What the exercise asks:
The records that follow are to be transcribed in full, without their images.

##### Raw data

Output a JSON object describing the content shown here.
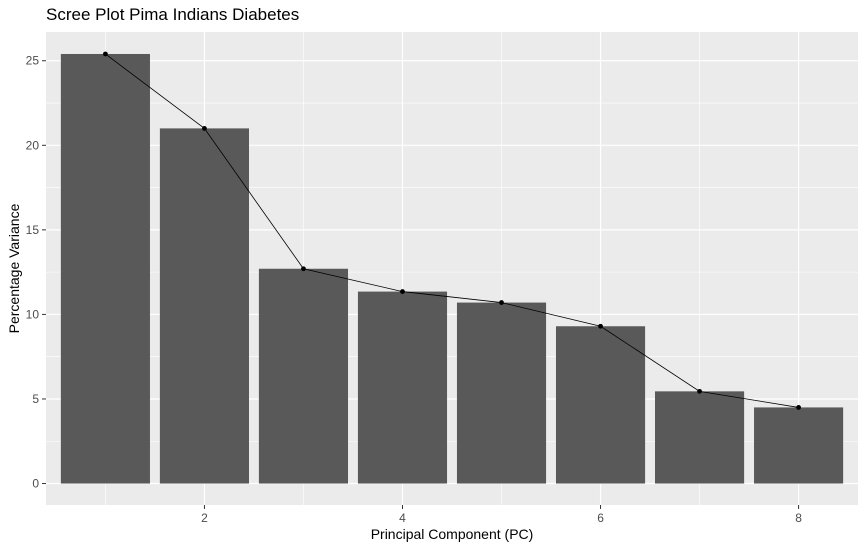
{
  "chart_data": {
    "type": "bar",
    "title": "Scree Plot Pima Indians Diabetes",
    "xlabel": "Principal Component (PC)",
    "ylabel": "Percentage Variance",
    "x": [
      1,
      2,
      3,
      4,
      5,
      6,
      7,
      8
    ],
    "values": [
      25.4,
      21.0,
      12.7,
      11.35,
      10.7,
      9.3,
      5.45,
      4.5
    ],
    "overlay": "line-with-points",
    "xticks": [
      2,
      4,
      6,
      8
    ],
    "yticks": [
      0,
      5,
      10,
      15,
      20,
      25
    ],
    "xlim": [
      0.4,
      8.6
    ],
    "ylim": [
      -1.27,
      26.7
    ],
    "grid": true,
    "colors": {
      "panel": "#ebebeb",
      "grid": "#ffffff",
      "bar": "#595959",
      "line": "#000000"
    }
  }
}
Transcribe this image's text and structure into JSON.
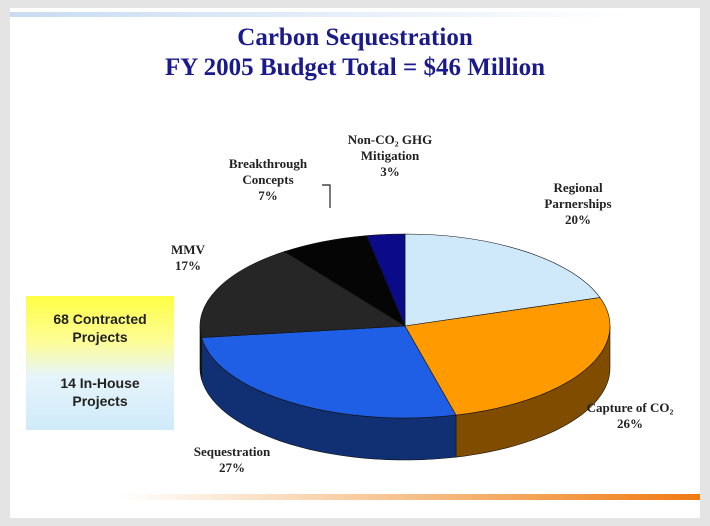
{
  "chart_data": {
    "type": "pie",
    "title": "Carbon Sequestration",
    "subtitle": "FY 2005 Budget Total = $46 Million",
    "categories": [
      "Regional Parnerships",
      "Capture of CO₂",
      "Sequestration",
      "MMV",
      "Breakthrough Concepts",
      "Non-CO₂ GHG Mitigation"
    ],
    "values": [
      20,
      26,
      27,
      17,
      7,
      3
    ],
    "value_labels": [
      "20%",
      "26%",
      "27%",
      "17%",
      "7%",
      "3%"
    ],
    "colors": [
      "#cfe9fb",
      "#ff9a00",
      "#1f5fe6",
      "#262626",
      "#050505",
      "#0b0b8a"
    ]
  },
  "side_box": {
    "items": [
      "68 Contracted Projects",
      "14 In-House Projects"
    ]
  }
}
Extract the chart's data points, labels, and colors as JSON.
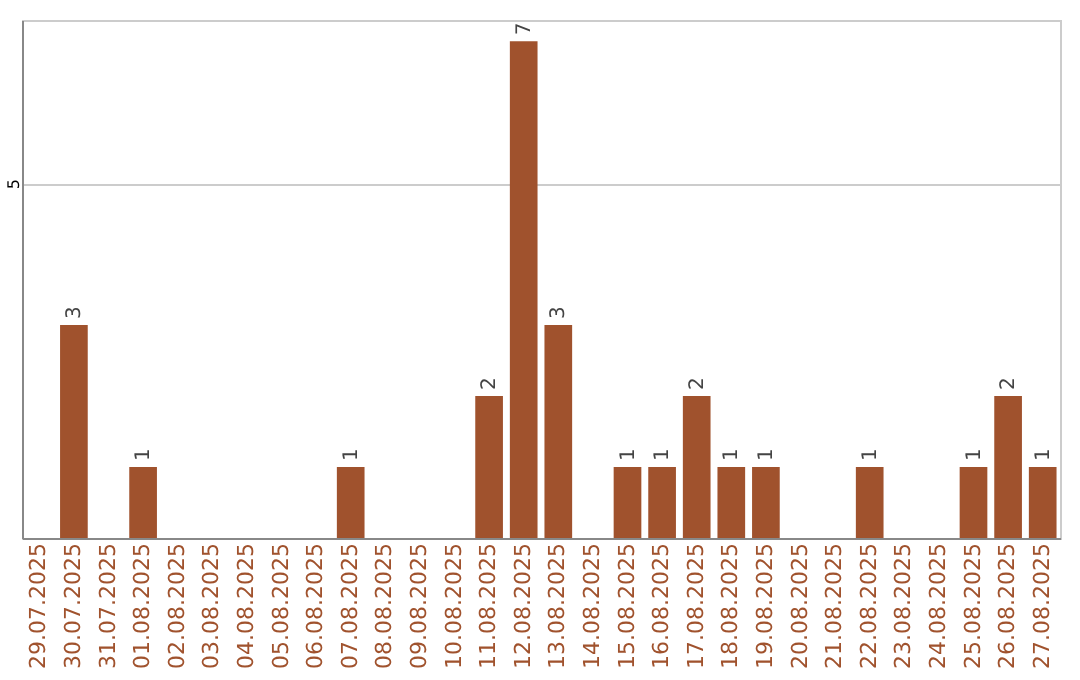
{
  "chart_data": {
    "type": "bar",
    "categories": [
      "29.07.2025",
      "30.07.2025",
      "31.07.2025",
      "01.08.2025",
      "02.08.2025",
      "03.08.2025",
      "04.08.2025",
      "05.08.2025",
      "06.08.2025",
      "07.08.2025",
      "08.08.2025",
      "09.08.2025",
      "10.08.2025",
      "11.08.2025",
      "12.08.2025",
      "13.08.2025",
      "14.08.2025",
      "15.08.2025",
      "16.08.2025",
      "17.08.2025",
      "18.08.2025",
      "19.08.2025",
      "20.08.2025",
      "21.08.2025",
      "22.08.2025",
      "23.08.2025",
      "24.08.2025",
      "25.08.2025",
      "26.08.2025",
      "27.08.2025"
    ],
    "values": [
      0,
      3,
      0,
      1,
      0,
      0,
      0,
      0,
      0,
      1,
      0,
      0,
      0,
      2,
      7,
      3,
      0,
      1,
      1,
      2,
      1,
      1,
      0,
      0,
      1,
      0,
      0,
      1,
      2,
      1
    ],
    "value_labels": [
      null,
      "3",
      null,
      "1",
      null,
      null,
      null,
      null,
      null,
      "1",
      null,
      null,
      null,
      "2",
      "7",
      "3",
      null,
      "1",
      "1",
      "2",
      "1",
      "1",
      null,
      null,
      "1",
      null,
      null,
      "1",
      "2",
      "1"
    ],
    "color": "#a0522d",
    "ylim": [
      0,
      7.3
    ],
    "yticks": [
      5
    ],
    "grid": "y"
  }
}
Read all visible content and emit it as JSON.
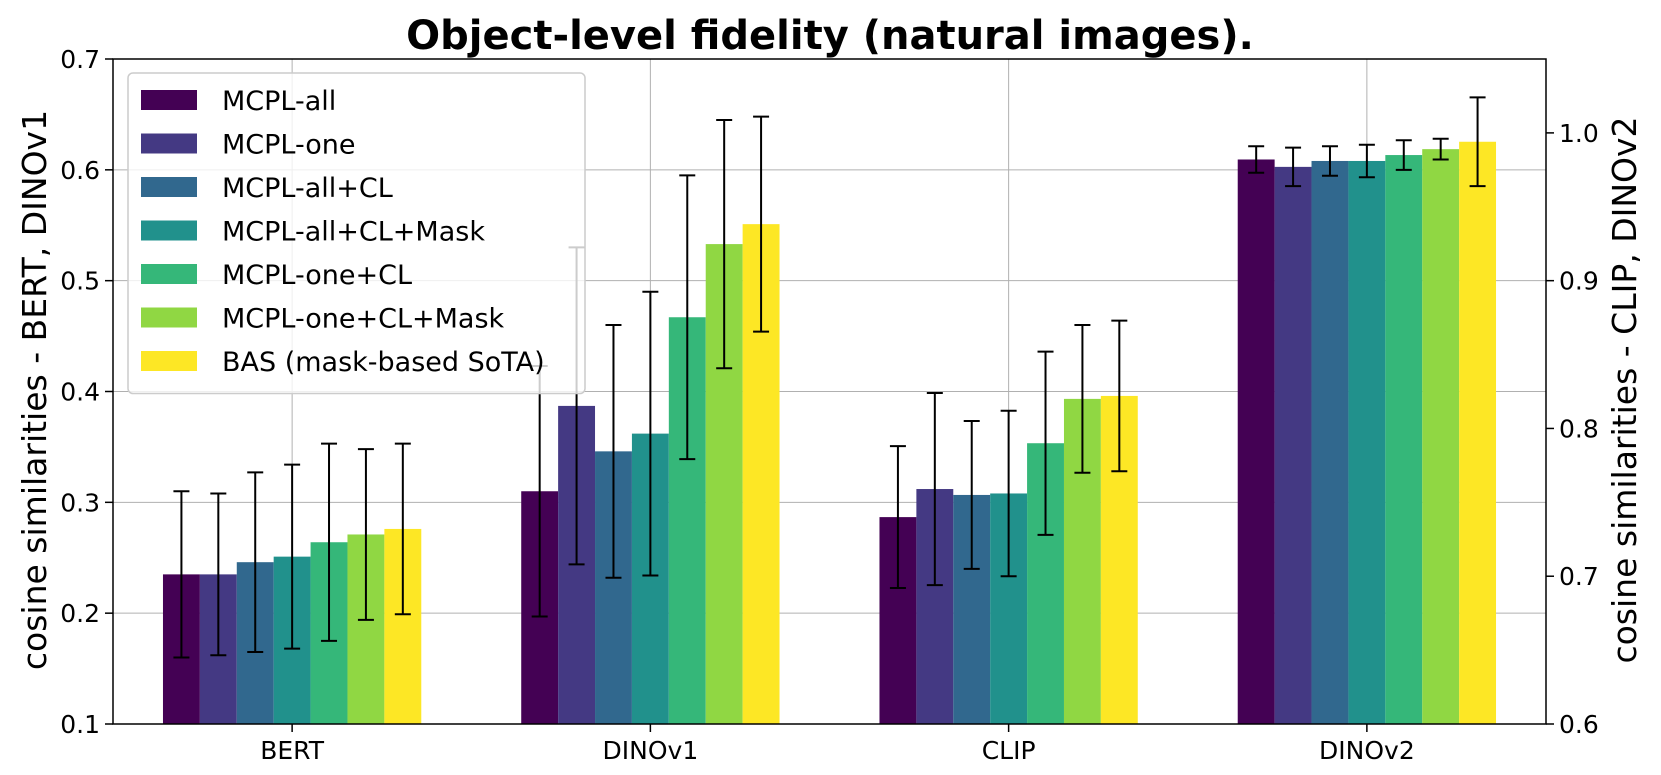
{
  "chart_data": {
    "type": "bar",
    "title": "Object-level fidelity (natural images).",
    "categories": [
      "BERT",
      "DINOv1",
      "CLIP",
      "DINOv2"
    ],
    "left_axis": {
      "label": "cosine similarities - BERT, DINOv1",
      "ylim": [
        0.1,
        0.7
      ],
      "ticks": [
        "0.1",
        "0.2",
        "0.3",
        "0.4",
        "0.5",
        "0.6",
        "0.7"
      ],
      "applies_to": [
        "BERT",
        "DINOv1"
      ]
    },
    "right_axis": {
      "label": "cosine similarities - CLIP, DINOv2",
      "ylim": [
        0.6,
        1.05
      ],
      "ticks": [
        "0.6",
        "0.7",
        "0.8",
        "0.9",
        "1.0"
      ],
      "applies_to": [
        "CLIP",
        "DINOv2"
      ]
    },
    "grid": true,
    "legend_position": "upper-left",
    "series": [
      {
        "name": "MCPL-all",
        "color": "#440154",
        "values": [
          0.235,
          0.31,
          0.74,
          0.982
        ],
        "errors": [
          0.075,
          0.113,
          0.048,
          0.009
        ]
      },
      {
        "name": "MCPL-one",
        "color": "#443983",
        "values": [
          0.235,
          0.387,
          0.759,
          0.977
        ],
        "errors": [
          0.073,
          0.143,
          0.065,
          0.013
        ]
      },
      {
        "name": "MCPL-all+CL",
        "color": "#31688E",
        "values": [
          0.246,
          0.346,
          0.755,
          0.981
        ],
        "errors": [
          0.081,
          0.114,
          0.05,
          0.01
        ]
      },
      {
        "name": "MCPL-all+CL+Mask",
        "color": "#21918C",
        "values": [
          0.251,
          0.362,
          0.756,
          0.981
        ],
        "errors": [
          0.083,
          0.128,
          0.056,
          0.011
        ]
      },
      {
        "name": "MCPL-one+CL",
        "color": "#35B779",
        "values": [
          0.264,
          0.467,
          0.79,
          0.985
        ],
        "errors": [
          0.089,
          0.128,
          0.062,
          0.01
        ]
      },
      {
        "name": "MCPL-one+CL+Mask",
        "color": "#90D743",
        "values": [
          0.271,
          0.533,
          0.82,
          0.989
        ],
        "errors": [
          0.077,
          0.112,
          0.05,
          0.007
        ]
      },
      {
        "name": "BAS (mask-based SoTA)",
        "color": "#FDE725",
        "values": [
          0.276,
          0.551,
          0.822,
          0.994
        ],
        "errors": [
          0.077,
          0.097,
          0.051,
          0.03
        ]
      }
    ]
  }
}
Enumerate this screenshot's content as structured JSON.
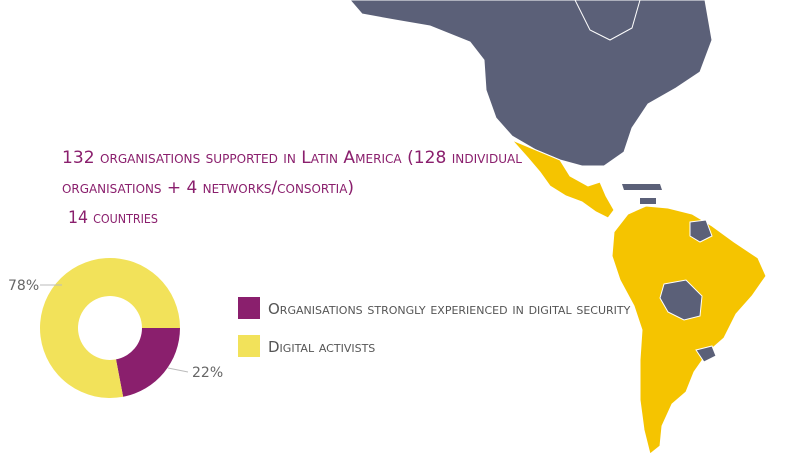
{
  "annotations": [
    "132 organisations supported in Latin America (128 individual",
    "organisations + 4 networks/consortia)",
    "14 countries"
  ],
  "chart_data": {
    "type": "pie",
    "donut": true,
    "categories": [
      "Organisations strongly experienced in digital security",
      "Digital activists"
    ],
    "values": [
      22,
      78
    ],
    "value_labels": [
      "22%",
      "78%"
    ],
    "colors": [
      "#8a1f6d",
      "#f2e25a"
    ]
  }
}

##########

Final result:
Output a JSON object describing the content shown here.
{
  "chart_data": {
    "type": "bar",
    "title": "Scree Plot Pima Indians Diabetes",
    "xlabel": "Principal Component (PC)",
    "ylabel": "Percentage Variance",
    "x": [
      1,
      2,
      3,
      4,
      5,
      6,
      7,
      8
    ],
    "values": [
      25.4,
      21.0,
      12.7,
      11.35,
      10.7,
      9.3,
      5.45,
      4.5
    ],
    "overlay": "line-with-points",
    "xticks": [
      2,
      4,
      6,
      8
    ],
    "yticks": [
      0,
      5,
      10,
      15,
      20,
      25
    ],
    "xlim": [
      0.4,
      8.6
    ],
    "ylim": [
      -1.27,
      26.7
    ],
    "grid": true,
    "colors": {
      "panel": "#ebebeb",
      "grid": "#ffffff",
      "bar": "#595959",
      "line": "#000000"
    }
  }
}
Transcribe this image's text and structure into JSON.
{
  "chart_data": {
    "type": "pie",
    "title": "Carbon Sequestration",
    "subtitle": "FY 2005 Budget Total = $46 Million",
    "categories": [
      "Regional Parnerships",
      "Capture of CO₂",
      "Sequestration",
      "MMV",
      "Breakthrough Concepts",
      "Non-CO₂ GHG Mitigation"
    ],
    "values": [
      20,
      26,
      27,
      17,
      7,
      3
    ],
    "value_labels": [
      "20%",
      "26%",
      "27%",
      "17%",
      "7%",
      "3%"
    ],
    "colors": [
      "#cfe9fb",
      "#ff9a00",
      "#1f5fe6",
      "#262626",
      "#050505",
      "#0b0b8a"
    ]
  },
  "side_box": {
    "items": [
      "68 Contracted Projects",
      "14 In-House Projects"
    ]
  }
}
Extract the chart's data points, labels, and colors as JSON.
{
  "chart_data": {
    "type": "bar",
    "categories": [
      "29.07.2025",
      "30.07.2025",
      "31.07.2025",
      "01.08.2025",
      "02.08.2025",
      "03.08.2025",
      "04.08.2025",
      "05.08.2025",
      "06.08.2025",
      "07.08.2025",
      "08.08.2025",
      "09.08.2025",
      "10.08.2025",
      "11.08.2025",
      "12.08.2025",
      "13.08.2025",
      "14.08.2025",
      "15.08.2025",
      "16.08.2025",
      "17.08.2025",
      "18.08.2025",
      "19.08.2025",
      "20.08.2025",
      "21.08.2025",
      "22.08.2025",
      "23.08.2025",
      "24.08.2025",
      "25.08.2025",
      "26.08.2025",
      "27.08.2025"
    ],
    "values": [
      0,
      3,
      0,
      1,
      0,
      0,
      0,
      0,
      0,
      1,
      0,
      0,
      0,
      2,
      7,
      3,
      0,
      1,
      1,
      2,
      1,
      1,
      0,
      0,
      1,
      0,
      0,
      1,
      2,
      1
    ],
    "value_labels": [
      null,
      "3",
      null,
      "1",
      null,
      null,
      null,
      null,
      null,
      "1",
      null,
      null,
      null,
      "2",
      "7",
      "3",
      null,
      "1",
      "1",
      "2",
      "1",
      "1",
      null,
      null,
      "1",
      null,
      null,
      "1",
      "2",
      "1"
    ],
    "color": "#a0522d",
    "ylim": [
      0,
      7.3
    ],
    "yticks": [
      5
    ],
    "grid": "y"
  }
}
Read all visible content and emit it as JSON.
{
  "chart_data": {
    "type": "bar",
    "title": "Object-level fidelity (natural images).",
    "categories": [
      "BERT",
      "DINOv1",
      "CLIP",
      "DINOv2"
    ],
    "left_axis": {
      "label": "cosine similarities - BERT, DINOv1",
      "ylim": [
        0.1,
        0.7
      ],
      "ticks": [
        "0.1",
        "0.2",
        "0.3",
        "0.4",
        "0.5",
        "0.6",
        "0.7"
      ],
      "applies_to": [
        "BERT",
        "DINOv1"
      ]
    },
    "right_axis": {
      "label": "cosine similarities - CLIP, DINOv2",
      "ylim": [
        0.6,
        1.05
      ],
      "ticks": [
        "0.6",
        "0.7",
        "0.8",
        "0.9",
        "1.0"
      ],
      "applies_to": [
        "CLIP",
        "DINOv2"
      ]
    },
    "grid": true,
    "legend_position": "upper-left",
    "series": [
      {
        "name": "MCPL-all",
        "color": "#440154",
        "values": [
          0.235,
          0.31,
          0.74,
          0.982
        ],
        "errors": [
          0.075,
          0.113,
          0.048,
          0.009
        ]
      },
      {
        "name": "MCPL-one",
        "color": "#443983",
        "values": [
          0.235,
          0.387,
          0.759,
          0.977
        ],
        "errors": [
          0.073,
          0.143,
          0.065,
          0.013
        ]
      },
      {
        "name": "MCPL-all+CL",
        "color": "#31688E",
        "values": [
          0.246,
          0.346,
          0.755,
          0.981
        ],
        "errors": [
          0.081,
          0.114,
          0.05,
          0.01
        ]
      },
      {
        "name": "MCPL-all+CL+Mask",
        "color": "#21918C",
        "values": [
          0.251,
          0.362,
          0.756,
          0.981
        ],
        "errors": [
          0.083,
          0.128,
          0.056,
          0.011
        ]
      },
      {
        "name": "MCPL-one+CL",
        "color": "#35B779",
        "values": [
          0.264,
          0.467,
          0.79,
          0.985
        ],
        "errors": [
          0.089,
          0.128,
          0.062,
          0.01
        ]
      },
      {
        "name": "MCPL-one+CL+Mask",
        "color": "#90D743",
        "values": [
          0.271,
          0.533,
          0.82,
          0.989
        ],
        "errors": [
          0.077,
          0.112,
          0.05,
          0.007
        ]
      },
      {
        "name": "BAS (mask-based SoTA)",
        "color": "#FDE725",
        "values": [
          0.276,
          0.551,
          0.822,
          0.994
        ],
        "errors": [
          0.077,
          0.097,
          0.051,
          0.03
        ]
      }
    ]
  }
}
Enumerate this screenshot's content as structured JSON.
{
  "annotations": [
    "132 organisations supported in Latin America (128 individual",
    "organisations + 4 networks/consortia)",
    "14 countries"
  ],
  "chart_data": {
    "type": "pie",
    "donut": true,
    "categories": [
      "Organisations strongly experienced in digital security",
      "Digital activists"
    ],
    "values": [
      22,
      78
    ],
    "value_labels": [
      "22%",
      "78%"
    ],
    "colors": [
      "#8a1f6d",
      "#f2e25a"
    ]
  }
}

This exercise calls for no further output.